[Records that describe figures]
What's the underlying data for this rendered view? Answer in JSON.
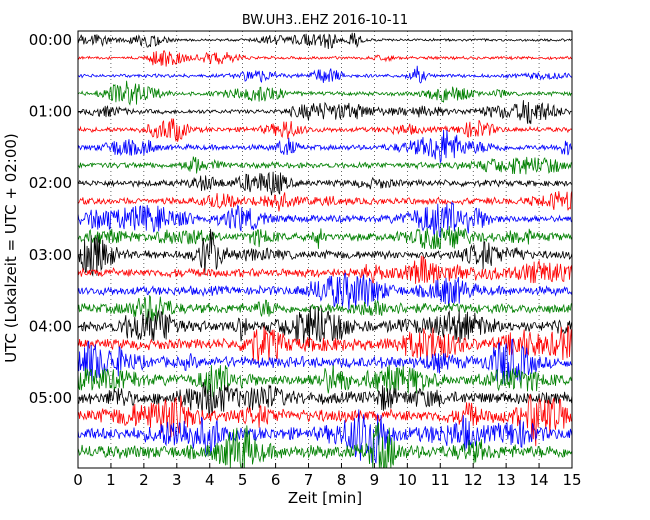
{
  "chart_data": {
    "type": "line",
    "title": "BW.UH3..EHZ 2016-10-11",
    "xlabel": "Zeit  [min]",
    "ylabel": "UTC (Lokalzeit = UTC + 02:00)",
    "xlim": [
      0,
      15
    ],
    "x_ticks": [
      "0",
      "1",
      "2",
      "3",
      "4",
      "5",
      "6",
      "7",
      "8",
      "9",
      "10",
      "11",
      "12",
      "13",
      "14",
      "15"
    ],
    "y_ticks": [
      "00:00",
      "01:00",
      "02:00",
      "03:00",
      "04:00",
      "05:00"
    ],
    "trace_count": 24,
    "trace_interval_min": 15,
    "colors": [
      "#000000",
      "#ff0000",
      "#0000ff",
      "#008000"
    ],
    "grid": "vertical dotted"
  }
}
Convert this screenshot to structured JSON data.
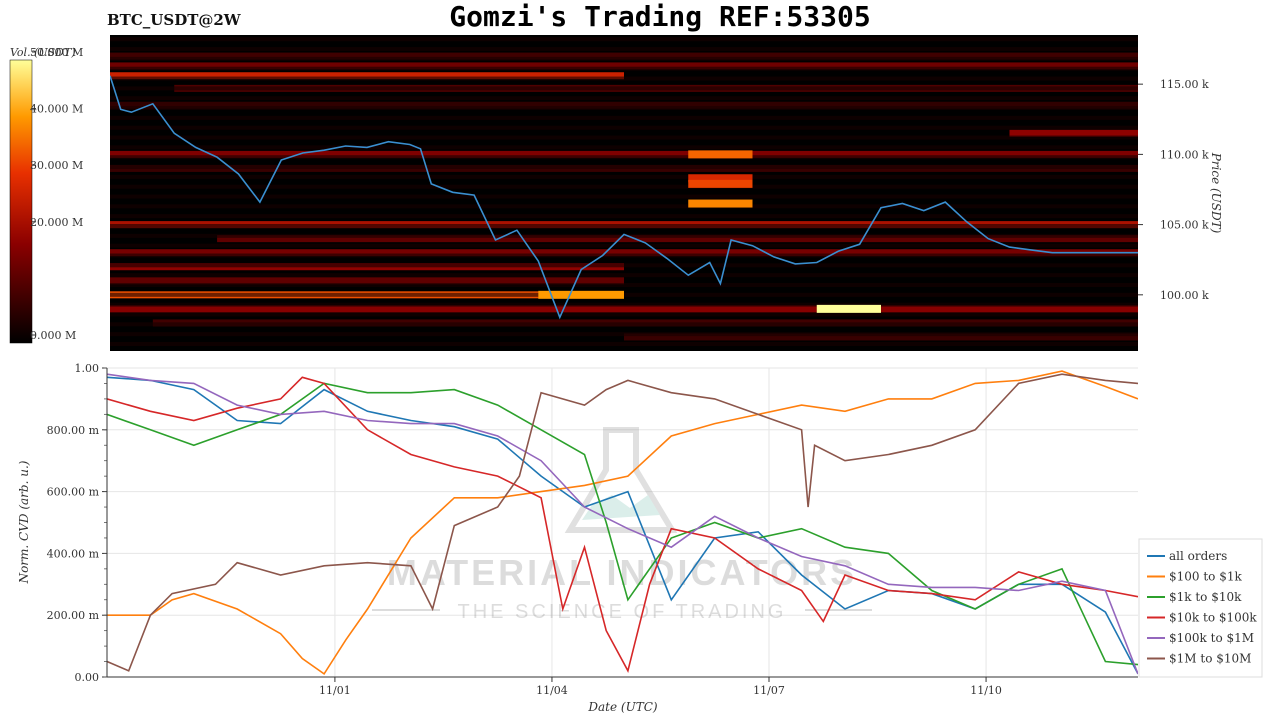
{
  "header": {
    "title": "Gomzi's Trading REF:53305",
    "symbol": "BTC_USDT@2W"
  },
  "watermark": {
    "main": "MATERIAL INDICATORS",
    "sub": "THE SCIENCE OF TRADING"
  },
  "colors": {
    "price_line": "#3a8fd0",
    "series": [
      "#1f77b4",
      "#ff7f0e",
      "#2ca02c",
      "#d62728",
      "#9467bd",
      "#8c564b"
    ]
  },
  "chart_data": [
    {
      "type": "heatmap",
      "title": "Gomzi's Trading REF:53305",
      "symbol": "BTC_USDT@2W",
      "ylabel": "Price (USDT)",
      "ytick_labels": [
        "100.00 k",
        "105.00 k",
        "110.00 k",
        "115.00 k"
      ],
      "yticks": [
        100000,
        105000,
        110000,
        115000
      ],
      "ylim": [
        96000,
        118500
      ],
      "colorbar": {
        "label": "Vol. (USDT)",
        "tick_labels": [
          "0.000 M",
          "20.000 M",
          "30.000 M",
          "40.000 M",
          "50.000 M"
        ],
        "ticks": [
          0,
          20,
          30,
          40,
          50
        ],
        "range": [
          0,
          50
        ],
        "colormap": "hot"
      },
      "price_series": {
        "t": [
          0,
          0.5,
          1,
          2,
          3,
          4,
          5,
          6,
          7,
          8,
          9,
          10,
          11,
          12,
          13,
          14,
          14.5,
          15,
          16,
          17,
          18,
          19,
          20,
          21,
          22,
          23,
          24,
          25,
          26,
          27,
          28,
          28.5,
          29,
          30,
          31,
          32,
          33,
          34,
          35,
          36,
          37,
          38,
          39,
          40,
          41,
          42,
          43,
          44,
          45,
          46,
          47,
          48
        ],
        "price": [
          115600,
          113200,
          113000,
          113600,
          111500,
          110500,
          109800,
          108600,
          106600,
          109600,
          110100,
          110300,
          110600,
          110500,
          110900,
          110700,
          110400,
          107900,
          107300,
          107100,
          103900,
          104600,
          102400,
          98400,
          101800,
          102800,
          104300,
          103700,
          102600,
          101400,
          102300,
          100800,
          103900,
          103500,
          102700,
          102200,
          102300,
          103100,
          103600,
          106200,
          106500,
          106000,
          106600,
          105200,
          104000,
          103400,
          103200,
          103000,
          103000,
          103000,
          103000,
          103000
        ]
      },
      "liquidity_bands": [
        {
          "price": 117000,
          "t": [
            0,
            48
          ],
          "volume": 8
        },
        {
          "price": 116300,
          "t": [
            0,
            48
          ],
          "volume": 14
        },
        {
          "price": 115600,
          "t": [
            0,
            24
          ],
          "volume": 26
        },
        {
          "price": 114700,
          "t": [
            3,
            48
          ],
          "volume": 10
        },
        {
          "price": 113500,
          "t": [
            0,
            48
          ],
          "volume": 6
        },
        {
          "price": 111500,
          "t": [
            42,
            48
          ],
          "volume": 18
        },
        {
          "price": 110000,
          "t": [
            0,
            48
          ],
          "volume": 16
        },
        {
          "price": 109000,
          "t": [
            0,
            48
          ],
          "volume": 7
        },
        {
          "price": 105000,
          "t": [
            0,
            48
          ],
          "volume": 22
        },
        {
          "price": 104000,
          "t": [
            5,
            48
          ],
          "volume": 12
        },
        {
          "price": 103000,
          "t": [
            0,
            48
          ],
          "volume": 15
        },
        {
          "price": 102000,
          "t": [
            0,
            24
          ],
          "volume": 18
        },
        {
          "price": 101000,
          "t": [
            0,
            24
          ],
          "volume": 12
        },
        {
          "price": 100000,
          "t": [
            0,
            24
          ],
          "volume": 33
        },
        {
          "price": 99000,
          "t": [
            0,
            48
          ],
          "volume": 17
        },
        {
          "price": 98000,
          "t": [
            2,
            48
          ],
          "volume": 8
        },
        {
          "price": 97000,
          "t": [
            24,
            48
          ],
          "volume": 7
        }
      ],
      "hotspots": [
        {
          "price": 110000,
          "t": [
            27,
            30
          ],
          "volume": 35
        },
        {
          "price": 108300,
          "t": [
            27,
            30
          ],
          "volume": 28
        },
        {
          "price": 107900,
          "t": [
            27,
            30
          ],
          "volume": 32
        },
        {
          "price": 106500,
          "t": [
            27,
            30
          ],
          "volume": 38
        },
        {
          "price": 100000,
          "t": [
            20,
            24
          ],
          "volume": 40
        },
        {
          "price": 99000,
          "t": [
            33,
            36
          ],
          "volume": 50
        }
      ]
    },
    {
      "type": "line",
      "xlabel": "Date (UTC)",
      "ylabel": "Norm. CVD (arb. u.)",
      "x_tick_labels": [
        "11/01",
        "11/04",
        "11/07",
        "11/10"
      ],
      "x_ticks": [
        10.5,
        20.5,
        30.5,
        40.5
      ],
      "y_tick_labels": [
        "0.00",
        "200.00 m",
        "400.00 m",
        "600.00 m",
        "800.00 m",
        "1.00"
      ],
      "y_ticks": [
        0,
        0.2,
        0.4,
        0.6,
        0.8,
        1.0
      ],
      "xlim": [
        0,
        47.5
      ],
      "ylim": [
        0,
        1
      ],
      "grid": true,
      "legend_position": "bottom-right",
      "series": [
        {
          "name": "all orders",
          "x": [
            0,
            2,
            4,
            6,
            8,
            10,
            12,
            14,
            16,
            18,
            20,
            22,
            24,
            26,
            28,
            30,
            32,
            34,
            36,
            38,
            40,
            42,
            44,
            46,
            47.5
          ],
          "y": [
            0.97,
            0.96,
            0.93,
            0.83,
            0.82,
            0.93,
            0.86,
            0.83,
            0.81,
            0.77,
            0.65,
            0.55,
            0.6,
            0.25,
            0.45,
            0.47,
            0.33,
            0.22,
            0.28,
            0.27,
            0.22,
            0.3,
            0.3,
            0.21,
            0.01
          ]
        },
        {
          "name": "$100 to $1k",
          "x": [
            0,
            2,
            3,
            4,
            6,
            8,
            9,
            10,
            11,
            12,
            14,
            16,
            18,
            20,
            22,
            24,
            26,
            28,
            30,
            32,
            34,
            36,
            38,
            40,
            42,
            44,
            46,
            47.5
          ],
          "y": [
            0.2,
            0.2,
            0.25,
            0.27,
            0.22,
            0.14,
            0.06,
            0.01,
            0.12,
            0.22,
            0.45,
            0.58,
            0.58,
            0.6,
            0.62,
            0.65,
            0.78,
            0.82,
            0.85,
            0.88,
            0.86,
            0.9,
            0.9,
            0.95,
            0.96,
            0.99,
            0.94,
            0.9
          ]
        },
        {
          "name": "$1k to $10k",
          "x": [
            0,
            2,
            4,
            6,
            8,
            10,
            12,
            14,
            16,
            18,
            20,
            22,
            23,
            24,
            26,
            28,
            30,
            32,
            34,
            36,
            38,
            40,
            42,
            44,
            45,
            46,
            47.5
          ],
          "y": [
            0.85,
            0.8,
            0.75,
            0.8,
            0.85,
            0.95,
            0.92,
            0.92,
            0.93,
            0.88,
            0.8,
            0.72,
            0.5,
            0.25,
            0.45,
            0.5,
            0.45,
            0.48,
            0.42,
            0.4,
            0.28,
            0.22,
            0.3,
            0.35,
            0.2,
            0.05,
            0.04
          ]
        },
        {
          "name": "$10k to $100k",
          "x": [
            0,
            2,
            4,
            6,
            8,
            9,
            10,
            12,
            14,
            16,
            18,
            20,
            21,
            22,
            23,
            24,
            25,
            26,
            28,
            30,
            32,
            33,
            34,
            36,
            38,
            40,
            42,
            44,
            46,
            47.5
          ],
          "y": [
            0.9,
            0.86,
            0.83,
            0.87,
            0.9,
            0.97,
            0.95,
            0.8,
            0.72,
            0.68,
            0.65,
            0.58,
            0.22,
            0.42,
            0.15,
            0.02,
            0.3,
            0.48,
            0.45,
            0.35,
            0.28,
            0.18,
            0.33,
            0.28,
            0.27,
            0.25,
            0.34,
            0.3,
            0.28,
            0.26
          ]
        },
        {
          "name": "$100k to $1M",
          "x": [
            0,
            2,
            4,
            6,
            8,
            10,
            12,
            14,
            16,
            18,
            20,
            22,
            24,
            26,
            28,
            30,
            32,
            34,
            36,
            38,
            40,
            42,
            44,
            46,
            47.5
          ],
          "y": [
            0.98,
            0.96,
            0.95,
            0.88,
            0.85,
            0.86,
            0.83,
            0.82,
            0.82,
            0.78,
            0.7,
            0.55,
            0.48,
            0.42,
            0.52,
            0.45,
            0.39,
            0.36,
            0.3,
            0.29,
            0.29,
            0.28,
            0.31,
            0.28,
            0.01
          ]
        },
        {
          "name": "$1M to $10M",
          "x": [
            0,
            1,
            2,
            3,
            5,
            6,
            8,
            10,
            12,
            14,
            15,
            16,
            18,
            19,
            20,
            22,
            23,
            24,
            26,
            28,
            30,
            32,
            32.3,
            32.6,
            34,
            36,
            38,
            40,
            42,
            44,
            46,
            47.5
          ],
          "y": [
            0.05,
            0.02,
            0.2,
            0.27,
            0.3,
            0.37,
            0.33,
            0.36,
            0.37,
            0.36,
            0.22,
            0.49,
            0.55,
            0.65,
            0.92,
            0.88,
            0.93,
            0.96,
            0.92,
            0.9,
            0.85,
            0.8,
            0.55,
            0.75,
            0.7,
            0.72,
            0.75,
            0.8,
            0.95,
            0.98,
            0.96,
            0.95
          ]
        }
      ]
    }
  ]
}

Request: In the data above, how many lines contain the string "title"? Answer with the number only.

Solution to this task: 3